▸ **YOUR INSTRUCTIONS**
Search the entries for the word "Birth" and pull out each line that has it.

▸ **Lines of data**
● ● ● ● ● ● ●

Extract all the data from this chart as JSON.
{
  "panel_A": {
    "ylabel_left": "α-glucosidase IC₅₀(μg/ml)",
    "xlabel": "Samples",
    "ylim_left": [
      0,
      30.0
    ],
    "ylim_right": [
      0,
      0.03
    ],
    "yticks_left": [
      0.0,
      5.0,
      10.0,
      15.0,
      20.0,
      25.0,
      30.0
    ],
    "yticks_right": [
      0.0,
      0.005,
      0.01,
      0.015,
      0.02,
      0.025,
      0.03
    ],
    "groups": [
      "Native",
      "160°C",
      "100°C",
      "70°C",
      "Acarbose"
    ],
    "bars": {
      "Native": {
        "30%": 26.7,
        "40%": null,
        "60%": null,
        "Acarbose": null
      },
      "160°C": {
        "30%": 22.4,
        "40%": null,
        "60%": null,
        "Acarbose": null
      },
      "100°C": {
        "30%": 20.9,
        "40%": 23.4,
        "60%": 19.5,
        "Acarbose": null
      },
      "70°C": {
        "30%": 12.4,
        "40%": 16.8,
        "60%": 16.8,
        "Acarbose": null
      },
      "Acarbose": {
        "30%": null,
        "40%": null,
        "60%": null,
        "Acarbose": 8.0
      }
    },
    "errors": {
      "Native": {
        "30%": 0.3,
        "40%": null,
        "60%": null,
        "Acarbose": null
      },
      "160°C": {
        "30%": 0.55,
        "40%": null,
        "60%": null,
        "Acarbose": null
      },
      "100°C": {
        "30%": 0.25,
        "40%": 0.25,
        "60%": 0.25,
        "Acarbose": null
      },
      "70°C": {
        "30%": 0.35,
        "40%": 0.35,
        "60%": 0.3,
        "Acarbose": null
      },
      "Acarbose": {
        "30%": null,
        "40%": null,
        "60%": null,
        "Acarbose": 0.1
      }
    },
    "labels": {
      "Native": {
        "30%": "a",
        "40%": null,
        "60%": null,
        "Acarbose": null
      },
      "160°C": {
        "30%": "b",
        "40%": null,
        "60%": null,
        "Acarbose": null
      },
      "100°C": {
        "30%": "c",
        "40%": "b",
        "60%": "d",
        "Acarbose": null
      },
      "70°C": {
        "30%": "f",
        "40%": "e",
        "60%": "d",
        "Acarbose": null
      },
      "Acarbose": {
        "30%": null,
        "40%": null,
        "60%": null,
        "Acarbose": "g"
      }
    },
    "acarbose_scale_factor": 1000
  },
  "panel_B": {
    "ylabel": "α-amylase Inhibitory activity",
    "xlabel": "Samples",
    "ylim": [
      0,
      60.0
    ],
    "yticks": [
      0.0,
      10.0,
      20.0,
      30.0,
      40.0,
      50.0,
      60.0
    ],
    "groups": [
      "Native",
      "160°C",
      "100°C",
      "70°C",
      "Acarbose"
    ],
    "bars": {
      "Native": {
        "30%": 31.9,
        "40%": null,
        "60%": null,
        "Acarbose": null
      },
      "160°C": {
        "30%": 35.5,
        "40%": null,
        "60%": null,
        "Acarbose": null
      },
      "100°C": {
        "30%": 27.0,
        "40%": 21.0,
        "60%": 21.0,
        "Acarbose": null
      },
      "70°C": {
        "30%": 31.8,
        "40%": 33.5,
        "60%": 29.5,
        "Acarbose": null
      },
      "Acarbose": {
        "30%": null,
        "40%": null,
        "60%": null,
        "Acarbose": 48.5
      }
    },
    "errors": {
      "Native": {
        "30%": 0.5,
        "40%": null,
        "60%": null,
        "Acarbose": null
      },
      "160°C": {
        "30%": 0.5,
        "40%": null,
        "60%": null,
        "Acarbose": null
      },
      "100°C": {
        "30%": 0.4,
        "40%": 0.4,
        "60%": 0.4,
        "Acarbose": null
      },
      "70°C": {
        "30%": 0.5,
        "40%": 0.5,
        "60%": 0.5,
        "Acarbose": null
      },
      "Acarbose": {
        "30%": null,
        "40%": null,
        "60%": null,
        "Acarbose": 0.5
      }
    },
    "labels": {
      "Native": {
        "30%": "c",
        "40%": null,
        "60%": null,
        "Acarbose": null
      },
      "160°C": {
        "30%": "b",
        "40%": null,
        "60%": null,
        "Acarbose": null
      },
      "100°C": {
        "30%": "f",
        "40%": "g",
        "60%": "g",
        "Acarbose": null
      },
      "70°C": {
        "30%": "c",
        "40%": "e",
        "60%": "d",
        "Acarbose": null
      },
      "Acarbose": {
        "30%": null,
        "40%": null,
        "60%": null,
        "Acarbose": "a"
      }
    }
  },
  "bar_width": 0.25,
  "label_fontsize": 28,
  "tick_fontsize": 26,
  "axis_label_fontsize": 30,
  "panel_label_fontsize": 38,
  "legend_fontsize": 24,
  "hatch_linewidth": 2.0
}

● ● ● ● ● ● ●

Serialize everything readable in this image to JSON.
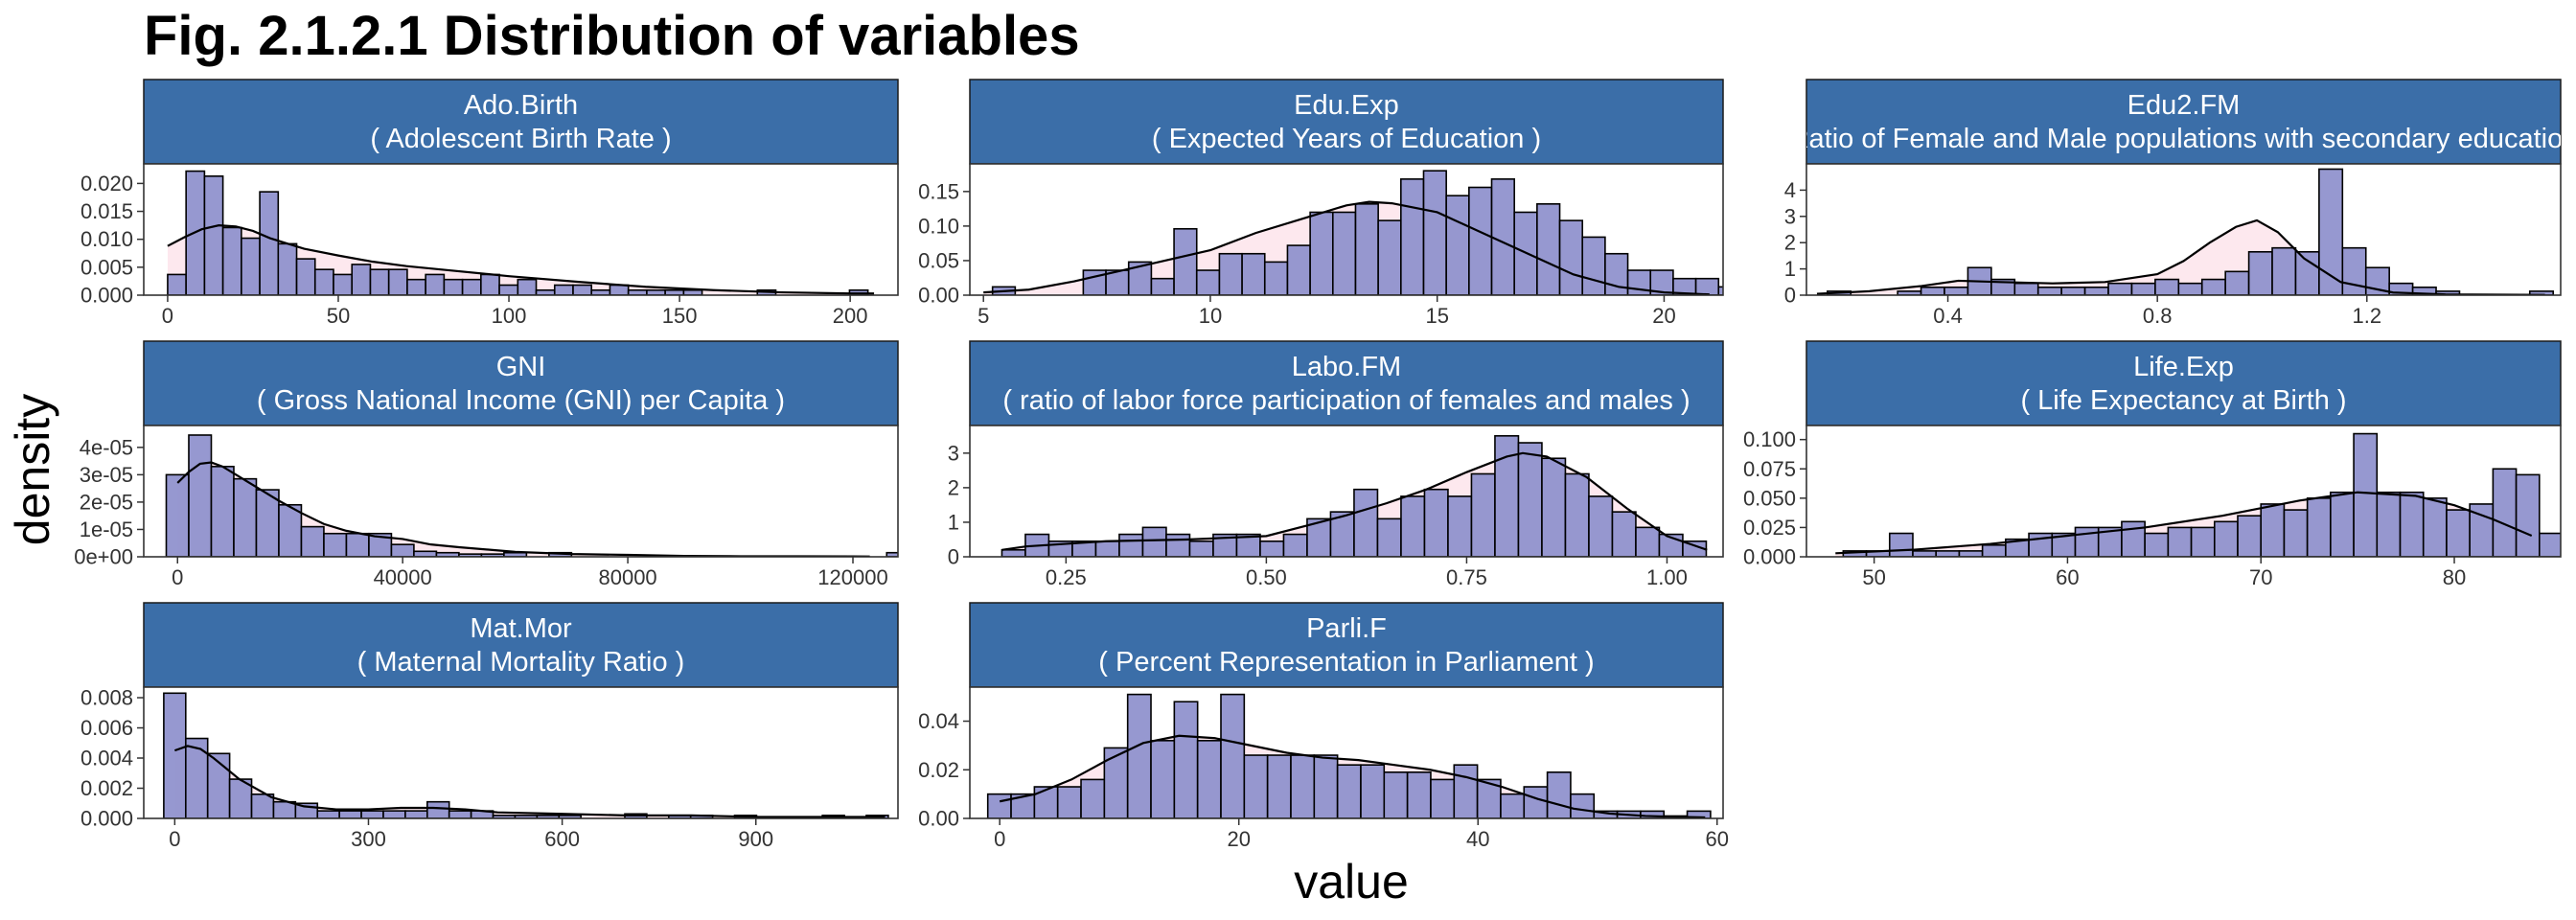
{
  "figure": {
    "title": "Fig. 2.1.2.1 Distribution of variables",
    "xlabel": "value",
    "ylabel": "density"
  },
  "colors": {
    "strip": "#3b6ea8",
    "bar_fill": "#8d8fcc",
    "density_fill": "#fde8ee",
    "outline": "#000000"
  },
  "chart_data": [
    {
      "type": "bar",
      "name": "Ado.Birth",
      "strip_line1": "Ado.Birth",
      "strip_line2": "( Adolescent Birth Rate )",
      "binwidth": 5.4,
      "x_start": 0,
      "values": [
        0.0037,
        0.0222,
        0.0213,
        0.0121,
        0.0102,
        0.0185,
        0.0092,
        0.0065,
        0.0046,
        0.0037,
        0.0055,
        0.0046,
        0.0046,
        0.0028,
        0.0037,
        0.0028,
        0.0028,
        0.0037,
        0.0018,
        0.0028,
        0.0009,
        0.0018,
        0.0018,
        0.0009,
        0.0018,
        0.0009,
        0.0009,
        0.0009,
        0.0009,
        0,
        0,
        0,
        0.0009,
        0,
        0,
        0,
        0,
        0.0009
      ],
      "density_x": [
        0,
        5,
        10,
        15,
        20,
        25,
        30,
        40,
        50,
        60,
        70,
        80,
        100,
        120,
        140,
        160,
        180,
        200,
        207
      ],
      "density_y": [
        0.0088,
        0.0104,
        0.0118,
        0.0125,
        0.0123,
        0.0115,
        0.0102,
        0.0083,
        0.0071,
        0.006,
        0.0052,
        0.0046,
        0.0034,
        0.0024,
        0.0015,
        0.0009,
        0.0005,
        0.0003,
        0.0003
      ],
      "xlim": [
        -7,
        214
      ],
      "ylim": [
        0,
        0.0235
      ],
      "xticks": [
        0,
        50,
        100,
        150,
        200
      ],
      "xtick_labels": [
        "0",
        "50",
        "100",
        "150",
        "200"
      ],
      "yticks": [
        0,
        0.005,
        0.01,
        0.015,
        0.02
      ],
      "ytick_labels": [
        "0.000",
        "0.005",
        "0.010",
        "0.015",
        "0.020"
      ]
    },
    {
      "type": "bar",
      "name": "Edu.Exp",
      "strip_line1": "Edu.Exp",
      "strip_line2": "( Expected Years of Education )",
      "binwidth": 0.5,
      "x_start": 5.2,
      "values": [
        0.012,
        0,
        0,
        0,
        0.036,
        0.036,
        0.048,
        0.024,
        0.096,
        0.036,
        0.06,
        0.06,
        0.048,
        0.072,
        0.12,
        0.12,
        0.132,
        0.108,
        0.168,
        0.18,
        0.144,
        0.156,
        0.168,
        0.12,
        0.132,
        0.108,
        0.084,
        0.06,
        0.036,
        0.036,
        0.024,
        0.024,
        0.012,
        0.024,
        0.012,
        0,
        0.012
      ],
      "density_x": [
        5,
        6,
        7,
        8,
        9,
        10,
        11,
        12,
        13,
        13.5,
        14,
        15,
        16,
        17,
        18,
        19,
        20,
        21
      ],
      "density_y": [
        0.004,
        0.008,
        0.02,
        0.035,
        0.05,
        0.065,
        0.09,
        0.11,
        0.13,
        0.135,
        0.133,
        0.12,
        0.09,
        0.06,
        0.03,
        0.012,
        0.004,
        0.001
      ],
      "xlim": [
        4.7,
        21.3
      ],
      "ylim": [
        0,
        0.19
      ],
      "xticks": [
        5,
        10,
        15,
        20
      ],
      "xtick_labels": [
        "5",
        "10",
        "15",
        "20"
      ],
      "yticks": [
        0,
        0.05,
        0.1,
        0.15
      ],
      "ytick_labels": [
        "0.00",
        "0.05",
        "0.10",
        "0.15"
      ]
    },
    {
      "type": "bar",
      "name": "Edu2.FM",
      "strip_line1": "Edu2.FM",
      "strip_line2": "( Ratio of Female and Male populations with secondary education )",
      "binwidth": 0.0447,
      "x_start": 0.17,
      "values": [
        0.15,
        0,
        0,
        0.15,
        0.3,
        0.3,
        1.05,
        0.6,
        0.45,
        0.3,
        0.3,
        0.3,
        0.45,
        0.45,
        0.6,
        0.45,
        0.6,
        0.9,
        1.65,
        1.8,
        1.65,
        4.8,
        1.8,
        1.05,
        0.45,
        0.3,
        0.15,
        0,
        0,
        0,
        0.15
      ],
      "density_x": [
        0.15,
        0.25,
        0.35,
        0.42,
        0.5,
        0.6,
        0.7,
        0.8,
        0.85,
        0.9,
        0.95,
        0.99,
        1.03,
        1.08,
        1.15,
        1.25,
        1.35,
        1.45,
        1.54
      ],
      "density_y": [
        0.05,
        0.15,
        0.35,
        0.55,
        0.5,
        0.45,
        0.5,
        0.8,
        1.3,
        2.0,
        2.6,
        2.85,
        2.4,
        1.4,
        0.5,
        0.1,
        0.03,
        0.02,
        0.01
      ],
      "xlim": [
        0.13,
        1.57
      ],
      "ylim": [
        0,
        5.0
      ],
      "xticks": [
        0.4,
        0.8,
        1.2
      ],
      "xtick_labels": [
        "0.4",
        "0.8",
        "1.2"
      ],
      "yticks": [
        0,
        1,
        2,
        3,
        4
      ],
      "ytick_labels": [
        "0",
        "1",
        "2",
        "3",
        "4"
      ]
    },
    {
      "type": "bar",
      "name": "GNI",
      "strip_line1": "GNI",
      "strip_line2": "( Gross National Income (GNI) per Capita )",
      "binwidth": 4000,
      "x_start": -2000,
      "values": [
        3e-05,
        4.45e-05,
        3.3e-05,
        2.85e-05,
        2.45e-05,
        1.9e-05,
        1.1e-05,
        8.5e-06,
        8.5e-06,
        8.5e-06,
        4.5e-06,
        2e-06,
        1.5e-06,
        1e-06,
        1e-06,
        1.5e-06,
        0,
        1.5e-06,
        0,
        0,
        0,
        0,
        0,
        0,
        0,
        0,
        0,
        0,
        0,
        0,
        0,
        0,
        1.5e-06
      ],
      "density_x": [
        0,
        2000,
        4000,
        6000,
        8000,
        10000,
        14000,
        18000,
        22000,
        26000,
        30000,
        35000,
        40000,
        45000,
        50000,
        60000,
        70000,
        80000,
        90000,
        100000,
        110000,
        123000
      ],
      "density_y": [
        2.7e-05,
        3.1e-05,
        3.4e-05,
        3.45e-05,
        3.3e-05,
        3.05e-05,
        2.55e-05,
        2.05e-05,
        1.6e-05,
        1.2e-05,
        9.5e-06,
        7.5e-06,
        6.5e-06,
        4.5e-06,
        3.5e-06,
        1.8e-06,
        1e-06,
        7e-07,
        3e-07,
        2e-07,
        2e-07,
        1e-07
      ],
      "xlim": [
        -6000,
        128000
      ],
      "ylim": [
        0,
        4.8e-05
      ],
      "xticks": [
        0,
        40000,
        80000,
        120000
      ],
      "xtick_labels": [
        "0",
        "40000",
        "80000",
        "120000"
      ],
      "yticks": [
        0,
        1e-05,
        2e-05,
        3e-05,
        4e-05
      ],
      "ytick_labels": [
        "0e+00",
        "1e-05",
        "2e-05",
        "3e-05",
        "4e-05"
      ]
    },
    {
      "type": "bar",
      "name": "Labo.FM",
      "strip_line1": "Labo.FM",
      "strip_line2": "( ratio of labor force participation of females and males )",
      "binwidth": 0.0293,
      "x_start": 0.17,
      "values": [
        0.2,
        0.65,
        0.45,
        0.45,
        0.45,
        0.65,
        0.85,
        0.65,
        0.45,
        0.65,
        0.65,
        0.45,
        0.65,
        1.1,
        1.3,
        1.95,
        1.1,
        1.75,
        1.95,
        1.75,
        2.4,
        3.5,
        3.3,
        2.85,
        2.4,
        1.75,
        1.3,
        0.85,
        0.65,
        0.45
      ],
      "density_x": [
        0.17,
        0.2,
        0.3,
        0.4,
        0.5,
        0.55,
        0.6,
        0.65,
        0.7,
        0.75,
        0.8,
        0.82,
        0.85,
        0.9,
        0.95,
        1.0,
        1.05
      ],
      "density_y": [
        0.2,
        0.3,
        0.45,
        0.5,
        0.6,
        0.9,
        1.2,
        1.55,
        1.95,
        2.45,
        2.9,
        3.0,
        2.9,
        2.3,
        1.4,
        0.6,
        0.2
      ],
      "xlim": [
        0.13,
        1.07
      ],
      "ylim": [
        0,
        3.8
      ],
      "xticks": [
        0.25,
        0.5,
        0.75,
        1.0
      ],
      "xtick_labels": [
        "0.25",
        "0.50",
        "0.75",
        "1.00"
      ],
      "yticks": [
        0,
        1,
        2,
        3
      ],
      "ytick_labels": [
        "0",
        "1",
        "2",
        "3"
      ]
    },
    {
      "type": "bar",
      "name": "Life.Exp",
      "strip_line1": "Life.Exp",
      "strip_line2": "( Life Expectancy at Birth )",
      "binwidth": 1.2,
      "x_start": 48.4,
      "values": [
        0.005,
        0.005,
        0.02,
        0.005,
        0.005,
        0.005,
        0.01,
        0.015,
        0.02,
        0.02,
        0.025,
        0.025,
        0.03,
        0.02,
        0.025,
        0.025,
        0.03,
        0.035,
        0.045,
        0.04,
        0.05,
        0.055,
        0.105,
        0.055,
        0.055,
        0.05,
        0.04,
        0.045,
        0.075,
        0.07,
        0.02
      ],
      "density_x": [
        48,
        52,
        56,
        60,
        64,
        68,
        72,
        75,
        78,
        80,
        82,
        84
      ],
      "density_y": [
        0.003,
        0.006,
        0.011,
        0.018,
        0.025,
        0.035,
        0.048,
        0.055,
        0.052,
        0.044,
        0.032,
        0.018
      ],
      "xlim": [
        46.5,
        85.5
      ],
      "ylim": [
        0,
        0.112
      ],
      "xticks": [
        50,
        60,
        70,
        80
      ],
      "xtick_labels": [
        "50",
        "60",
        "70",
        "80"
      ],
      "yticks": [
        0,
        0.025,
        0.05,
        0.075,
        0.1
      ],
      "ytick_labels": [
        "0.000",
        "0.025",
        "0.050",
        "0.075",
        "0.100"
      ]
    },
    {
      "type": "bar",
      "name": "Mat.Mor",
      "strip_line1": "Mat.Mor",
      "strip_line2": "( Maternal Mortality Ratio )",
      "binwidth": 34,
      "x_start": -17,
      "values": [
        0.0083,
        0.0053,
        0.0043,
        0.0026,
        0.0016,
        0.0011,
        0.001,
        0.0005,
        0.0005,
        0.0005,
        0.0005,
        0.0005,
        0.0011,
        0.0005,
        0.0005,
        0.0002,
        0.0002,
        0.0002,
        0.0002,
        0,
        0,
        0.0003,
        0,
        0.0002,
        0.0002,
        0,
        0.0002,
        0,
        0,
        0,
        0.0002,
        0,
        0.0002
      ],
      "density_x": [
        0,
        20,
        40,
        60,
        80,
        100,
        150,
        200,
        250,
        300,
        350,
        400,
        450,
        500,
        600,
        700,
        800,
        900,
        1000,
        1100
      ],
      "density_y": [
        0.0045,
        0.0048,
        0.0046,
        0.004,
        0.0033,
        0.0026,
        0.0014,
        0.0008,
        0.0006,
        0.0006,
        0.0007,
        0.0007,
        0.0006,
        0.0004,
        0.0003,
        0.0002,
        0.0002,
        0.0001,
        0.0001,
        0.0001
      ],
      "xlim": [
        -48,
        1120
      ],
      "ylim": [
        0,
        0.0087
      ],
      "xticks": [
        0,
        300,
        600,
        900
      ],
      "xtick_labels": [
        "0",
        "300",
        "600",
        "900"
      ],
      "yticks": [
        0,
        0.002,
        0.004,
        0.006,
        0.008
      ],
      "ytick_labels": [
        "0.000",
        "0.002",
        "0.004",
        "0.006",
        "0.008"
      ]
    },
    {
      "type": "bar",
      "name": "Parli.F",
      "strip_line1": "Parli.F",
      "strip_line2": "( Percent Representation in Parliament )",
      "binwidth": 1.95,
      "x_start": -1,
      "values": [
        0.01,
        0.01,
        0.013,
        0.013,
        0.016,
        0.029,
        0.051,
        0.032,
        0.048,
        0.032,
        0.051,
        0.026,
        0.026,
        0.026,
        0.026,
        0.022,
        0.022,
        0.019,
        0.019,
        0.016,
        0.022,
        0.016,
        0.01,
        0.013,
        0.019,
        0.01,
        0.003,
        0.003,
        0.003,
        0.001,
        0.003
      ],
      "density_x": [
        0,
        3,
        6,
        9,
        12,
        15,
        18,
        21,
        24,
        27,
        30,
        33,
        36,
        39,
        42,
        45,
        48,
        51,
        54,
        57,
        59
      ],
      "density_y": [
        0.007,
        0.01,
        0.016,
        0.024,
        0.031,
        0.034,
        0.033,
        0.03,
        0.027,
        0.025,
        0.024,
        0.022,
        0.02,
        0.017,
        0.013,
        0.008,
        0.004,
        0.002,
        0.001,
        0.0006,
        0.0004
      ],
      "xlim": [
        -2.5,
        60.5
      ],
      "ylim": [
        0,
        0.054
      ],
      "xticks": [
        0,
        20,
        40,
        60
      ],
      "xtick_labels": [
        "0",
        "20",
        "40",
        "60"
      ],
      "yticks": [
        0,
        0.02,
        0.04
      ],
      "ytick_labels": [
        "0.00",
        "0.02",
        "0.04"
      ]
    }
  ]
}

● ● ● ● ● ● ●

▸ **SOLUTION BELOW**
      "name": "Ado.Birth",
      "strip_line1": "Ado.Birth",
      "strip_line2": "( Adolescent Birth Rate )",
      "strip_line2": "( Life Expectancy at Birth )",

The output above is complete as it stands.